__WHAT IS BEING ASKED__
Look through the data below. Show each line where the string "Contact" occurs.

__DATA SECTION__
_ _ _
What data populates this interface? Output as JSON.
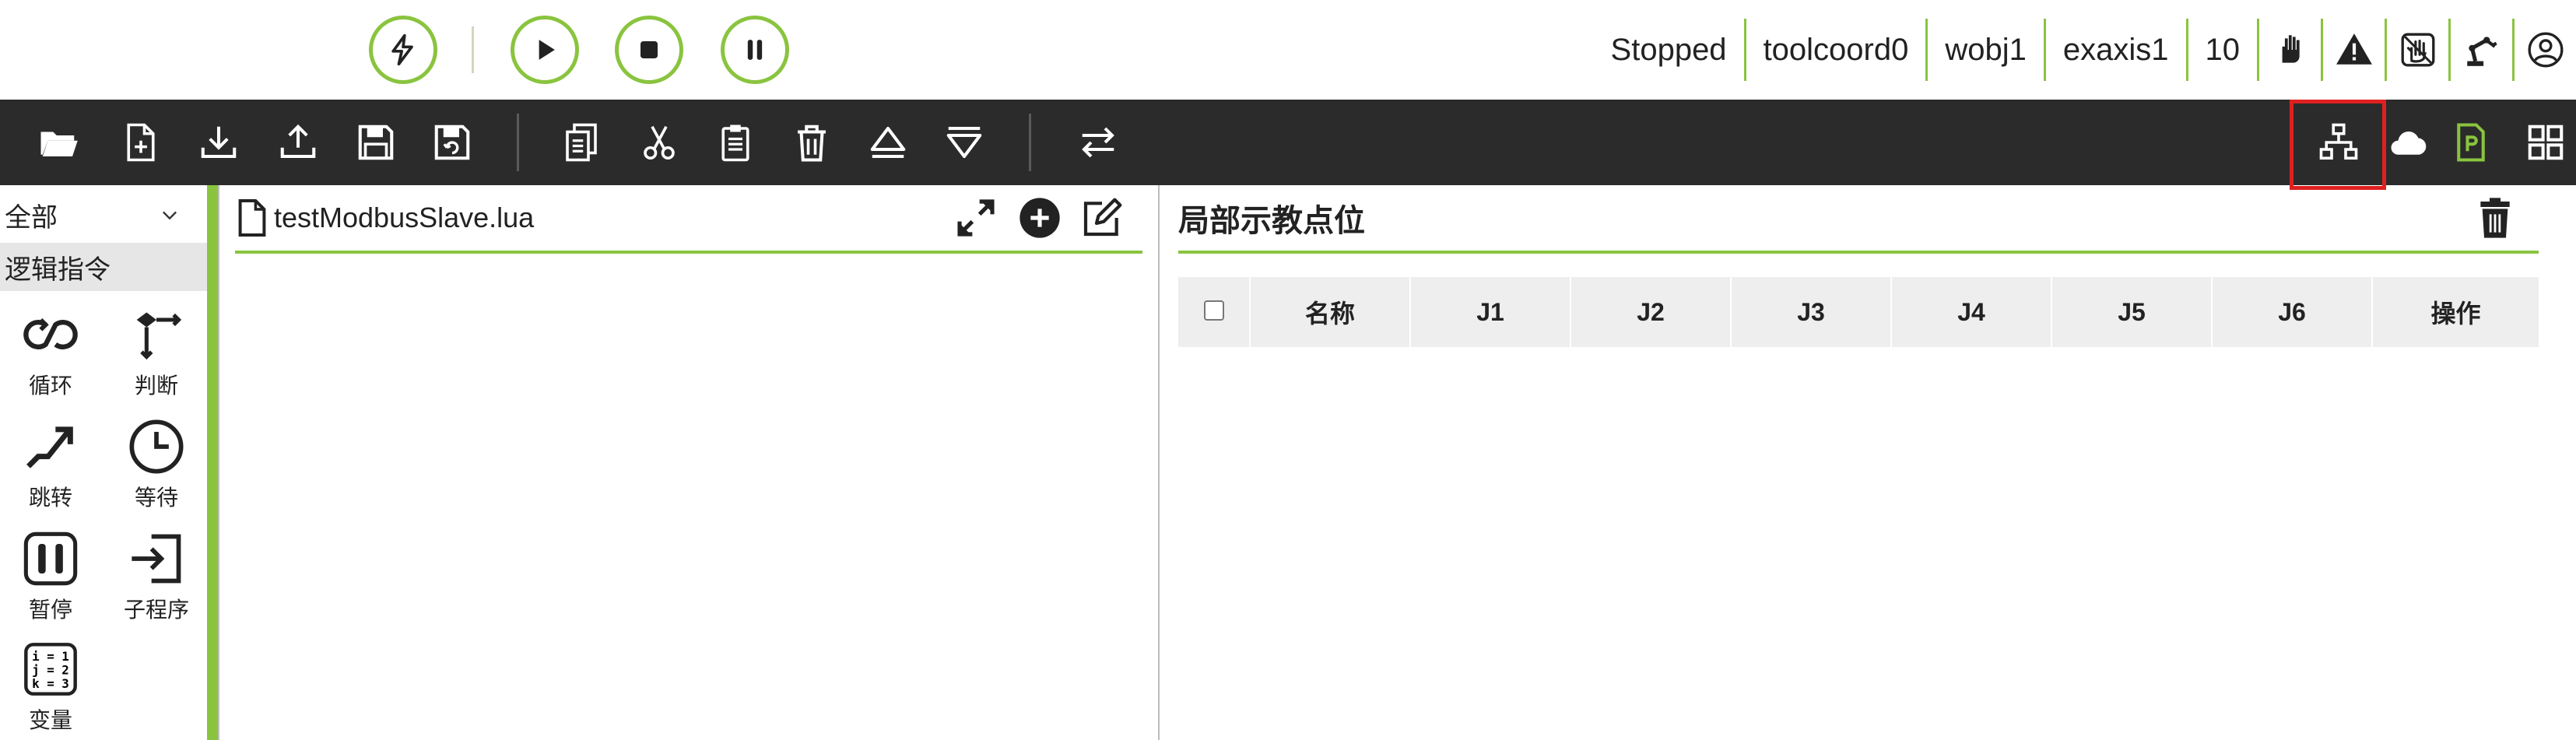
{
  "top_controls": {
    "icons": [
      "lightning-icon",
      "play-icon",
      "stop-icon",
      "pause-icon"
    ]
  },
  "status_bar": {
    "state": "Stopped",
    "tool_coord": "toolcoord0",
    "workpiece": "wobj1",
    "ext_axis": "exaxis1",
    "speed": "10",
    "icons": [
      "hand-mode-icon",
      "warning-icon",
      "drag-teach-icon",
      "robot-arm-icon",
      "user-icon"
    ]
  },
  "toolbar": {
    "left_icons": [
      "open-folder-icon",
      "new-file-icon",
      "download-icon",
      "upload-icon",
      "save-icon",
      "save-as-icon",
      "copy-icon",
      "cut-icon",
      "paste-icon",
      "delete-icon",
      "move-up-icon",
      "move-down-icon",
      "swap-icon"
    ],
    "right_icons": [
      "network-icon",
      "cloud-icon",
      "program-file-icon",
      "grid-icon"
    ],
    "accent": "#8ac43f",
    "highlight": "#e02020"
  },
  "palette": {
    "filter": "全部",
    "category": "逻辑指令",
    "commands": [
      {
        "label": "循环",
        "icon": "loop-icon"
      },
      {
        "label": "判断",
        "icon": "branch-icon"
      },
      {
        "label": "跳转",
        "icon": "jump-icon"
      },
      {
        "label": "等待",
        "icon": "clock-icon"
      },
      {
        "label": "暂停",
        "icon": "pause-icon"
      },
      {
        "label": "子程序",
        "icon": "subroutine-icon"
      },
      {
        "label": "变量",
        "icon": "variable-icon"
      }
    ]
  },
  "editor": {
    "filename": "testModbusSlave.lua"
  },
  "points": {
    "title": "局部示教点位",
    "columns": [
      "名称",
      "J1",
      "J2",
      "J3",
      "J4",
      "J5",
      "J6",
      "操作"
    ]
  }
}
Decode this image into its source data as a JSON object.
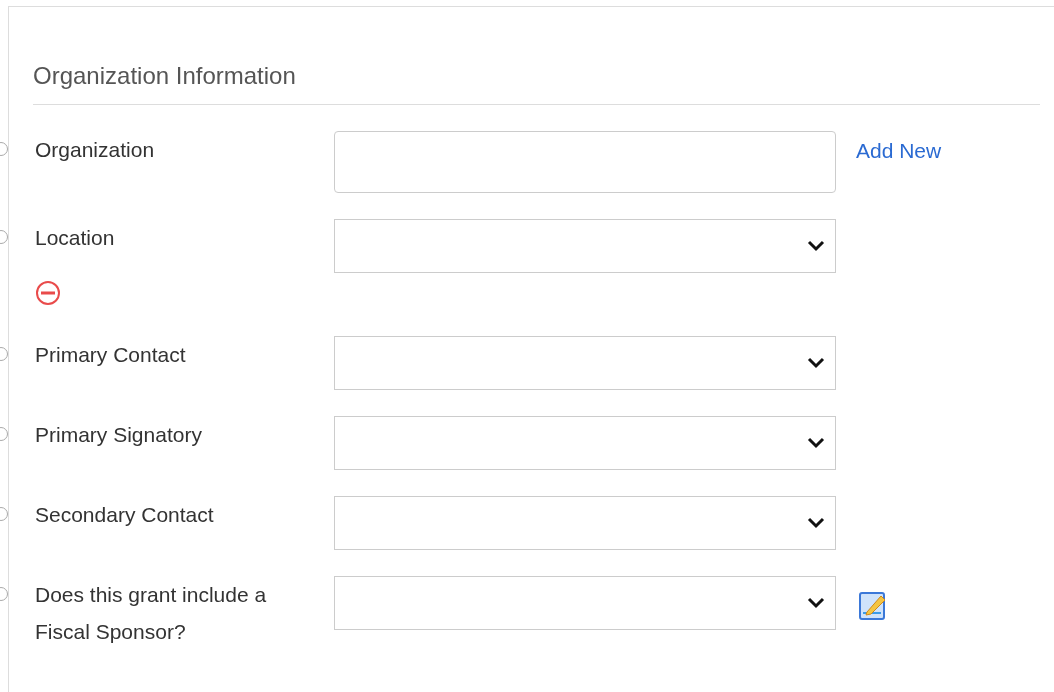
{
  "section": {
    "title": "Organization Information"
  },
  "fields": [
    {
      "label": "Organization",
      "kind": "text",
      "selected": false,
      "action": {
        "kind": "link",
        "label": "Add New"
      }
    },
    {
      "label": "Location",
      "kind": "select",
      "selected": false,
      "removable": true
    },
    {
      "label": "Primary Contact",
      "kind": "select",
      "selected": false
    },
    {
      "label": "Primary Signatory",
      "kind": "select",
      "selected": false
    },
    {
      "label": "Secondary Contact",
      "kind": "select",
      "selected": false
    },
    {
      "label": "Does this grant include a Fiscal Sponsor?",
      "kind": "select",
      "selected": false,
      "action": {
        "kind": "edit"
      }
    }
  ]
}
_ _ _
__COMPLETE ANSWER__
      "label": "Primary Contact",
      "label": "Secondary Contact",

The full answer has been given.